**WHAT THE EXERCISE ASKS**
Output all lines exactly, with nothing added or dropped.

**DATASET ENTRIES**
=====
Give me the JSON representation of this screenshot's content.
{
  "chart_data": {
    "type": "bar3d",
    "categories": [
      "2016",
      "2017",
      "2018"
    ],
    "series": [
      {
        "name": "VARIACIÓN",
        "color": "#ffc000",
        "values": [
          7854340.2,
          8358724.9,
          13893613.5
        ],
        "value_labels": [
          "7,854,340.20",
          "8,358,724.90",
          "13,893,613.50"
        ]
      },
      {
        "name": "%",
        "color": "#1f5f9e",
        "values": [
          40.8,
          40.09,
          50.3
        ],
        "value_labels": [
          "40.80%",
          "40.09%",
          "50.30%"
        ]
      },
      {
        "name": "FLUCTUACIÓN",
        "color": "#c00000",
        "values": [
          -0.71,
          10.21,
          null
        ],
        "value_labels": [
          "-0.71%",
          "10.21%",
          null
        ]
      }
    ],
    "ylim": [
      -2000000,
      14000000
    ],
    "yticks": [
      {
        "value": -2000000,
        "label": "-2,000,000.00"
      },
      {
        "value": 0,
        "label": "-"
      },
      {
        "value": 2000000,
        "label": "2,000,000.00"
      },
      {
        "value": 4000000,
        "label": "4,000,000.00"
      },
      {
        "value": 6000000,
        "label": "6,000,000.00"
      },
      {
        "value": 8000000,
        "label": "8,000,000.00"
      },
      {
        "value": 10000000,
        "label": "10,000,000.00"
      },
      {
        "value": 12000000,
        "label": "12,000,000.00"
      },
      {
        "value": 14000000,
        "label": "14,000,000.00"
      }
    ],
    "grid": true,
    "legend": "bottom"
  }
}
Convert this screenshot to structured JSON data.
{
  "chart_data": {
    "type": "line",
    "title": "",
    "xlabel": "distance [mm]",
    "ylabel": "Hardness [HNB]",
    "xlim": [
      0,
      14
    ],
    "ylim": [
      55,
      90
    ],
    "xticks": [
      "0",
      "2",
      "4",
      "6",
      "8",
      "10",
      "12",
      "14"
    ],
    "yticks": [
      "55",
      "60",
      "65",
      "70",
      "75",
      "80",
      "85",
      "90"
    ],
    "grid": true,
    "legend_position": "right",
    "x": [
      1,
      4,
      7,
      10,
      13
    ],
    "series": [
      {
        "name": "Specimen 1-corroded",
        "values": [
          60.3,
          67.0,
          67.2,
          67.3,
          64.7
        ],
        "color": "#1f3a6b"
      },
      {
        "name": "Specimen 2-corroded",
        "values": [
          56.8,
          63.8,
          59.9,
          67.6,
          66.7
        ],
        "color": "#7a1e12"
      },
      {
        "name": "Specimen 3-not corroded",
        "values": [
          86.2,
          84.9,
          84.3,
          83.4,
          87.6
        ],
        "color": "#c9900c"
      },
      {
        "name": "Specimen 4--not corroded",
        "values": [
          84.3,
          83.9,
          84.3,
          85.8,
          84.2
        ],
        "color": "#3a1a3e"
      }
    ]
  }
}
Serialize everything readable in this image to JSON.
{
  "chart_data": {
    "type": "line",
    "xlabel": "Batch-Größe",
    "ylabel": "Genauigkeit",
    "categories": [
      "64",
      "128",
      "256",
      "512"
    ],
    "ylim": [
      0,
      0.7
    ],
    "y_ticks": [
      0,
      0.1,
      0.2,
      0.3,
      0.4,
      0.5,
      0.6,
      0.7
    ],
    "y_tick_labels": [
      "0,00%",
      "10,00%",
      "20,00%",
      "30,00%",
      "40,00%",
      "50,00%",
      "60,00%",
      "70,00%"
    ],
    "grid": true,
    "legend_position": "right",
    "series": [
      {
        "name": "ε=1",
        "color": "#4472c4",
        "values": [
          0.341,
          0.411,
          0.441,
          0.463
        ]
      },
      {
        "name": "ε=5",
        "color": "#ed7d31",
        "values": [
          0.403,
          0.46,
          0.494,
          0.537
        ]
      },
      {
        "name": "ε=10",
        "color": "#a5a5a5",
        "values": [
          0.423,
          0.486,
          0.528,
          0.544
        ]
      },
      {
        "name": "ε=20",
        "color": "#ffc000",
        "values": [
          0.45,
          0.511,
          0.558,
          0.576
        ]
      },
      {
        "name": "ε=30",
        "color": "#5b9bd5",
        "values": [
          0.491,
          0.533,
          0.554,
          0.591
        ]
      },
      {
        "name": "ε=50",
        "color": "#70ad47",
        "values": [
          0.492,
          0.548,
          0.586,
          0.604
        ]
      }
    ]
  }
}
=====
**THE REPLY**
Give me the JSON representation of this screenshot's content.
{
  "chart_data": {
    "type": "bar3d",
    "categories": [
      "2016",
      "2017",
      "2018"
    ],
    "series": [
      {
        "name": "VARIACIÓN",
        "color": "#ffc000",
        "values": [
          7854340.2,
          8358724.9,
          13893613.5
        ],
        "value_labels": [
          "7,854,340.20",
          "8,358,724.90",
          "13,893,613.50"
        ]
      },
      {
        "name": "%",
        "color": "#1f5f9e",
        "values": [
          40.8,
          40.09,
          50.3
        ],
        "value_labels": [
          "40.80%",
          "40.09%",
          "50.30%"
        ]
      },
      {
        "name": "FLUCTUACIÓN",
        "color": "#c00000",
        "values": [
          -0.71,
          10.21,
          null
        ],
        "value_labels": [
          "-0.71%",
          "10.21%",
          null
        ]
      }
    ],
    "ylim": [
      -2000000,
      14000000
    ],
    "yticks": [
      {
        "value": -2000000,
        "label": "-2,000,000.00"
      },
      {
        "value": 0,
        "label": "-"
      },
      {
        "value": 2000000,
        "label": "2,000,000.00"
      },
      {
        "value": 4000000,
        "label": "4,000,000.00"
      },
      {
        "value": 6000000,
        "label": "6,000,000.00"
      },
      {
        "value": 8000000,
        "label": "8,000,000.00"
      },
      {
        "value": 10000000,
        "label": "10,000,000.00"
      },
      {
        "value": 12000000,
        "label": "12,000,000.00"
      },
      {
        "value": 14000000,
        "label": "14,000,000.00"
      }
    ],
    "grid": true,
    "legend": "bottom"
  }
}
Convert this screenshot to structured JSON data.
{
  "chart_data": {
    "type": "line",
    "title": "",
    "xlabel": "distance [mm]",
    "ylabel": "Hardness [HNB]",
    "xlim": [
      0,
      14
    ],
    "ylim": [
      55,
      90
    ],
    "xticks": [
      "0",
      "2",
      "4",
      "6",
      "8",
      "10",
      "12",
      "14"
    ],
    "yticks": [
      "55",
      "60",
      "65",
      "70",
      "75",
      "80",
      "85",
      "90"
    ],
    "grid": true,
    "legend_position": "right",
    "x": [
      1,
      4,
      7,
      10,
      13
    ],
    "series": [
      {
        "name": "Specimen 1-corroded",
        "values": [
          60.3,
          67.0,
          67.2,
          67.3,
          64.7
        ],
        "color": "#1f3a6b"
      },
      {
        "name": "Specimen 2-corroded",
        "values": [
          56.8,
          63.8,
          59.9,
          67.6,
          66.7
        ],
        "color": "#7a1e12"
      },
      {
        "name": "Specimen 3-not corroded",
        "values": [
          86.2,
          84.9,
          84.3,
          83.4,
          87.6
        ],
        "color": "#c9900c"
      },
      {
        "name": "Specimen 4--not corroded",
        "values": [
          84.3,
          83.9,
          84.3,
          85.8,
          84.2
        ],
        "color": "#3a1a3e"
      }
    ]
  }
}
Serialize everything readable in this image to JSON.
{
  "chart_data": {
    "type": "line",
    "xlabel": "Batch-Größe",
    "ylabel": "Genauigkeit",
    "categories": [
      "64",
      "128",
      "256",
      "512"
    ],
    "ylim": [
      0,
      0.7
    ],
    "y_ticks": [
      0,
      0.1,
      0.2,
      0.3,
      0.4,
      0.5,
      0.6,
      0.7
    ],
    "y_tick_labels": [
      "0,00%",
      "10,00%",
      "20,00%",
      "30,00%",
      "40,00%",
      "50,00%",
      "60,00%",
      "70,00%"
    ],
    "grid": true,
    "legend_position": "right",
    "series": [
      {
        "name": "ε=1",
        "color": "#4472c4",
        "values": [
          0.341,
          0.411,
          0.441,
          0.463
        ]
      },
      {
        "name": "ε=5",
        "color": "#ed7d31",
        "values": [
          0.403,
          0.46,
          0.494,
          0.537
        ]
      },
      {
        "name": "ε=10",
        "color": "#a5a5a5",
        "values": [
          0.423,
          0.486,
          0.528,
          0.544
        ]
      },
      {
        "name": "ε=20",
        "color": "#ffc000",
        "values": [
          0.45,
          0.511,
          0.558,
          0.576
        ]
      },
      {
        "name": "ε=30",
        "color": "#5b9bd5",
        "values": [
          0.491,
          0.533,
          0.554,
          0.591
        ]
      },
      {
        "name": "ε=50",
        "color": "#70ad47",
        "values": [
          0.492,
          0.548,
          0.586,
          0.604
        ]
      }
    ]
  }
}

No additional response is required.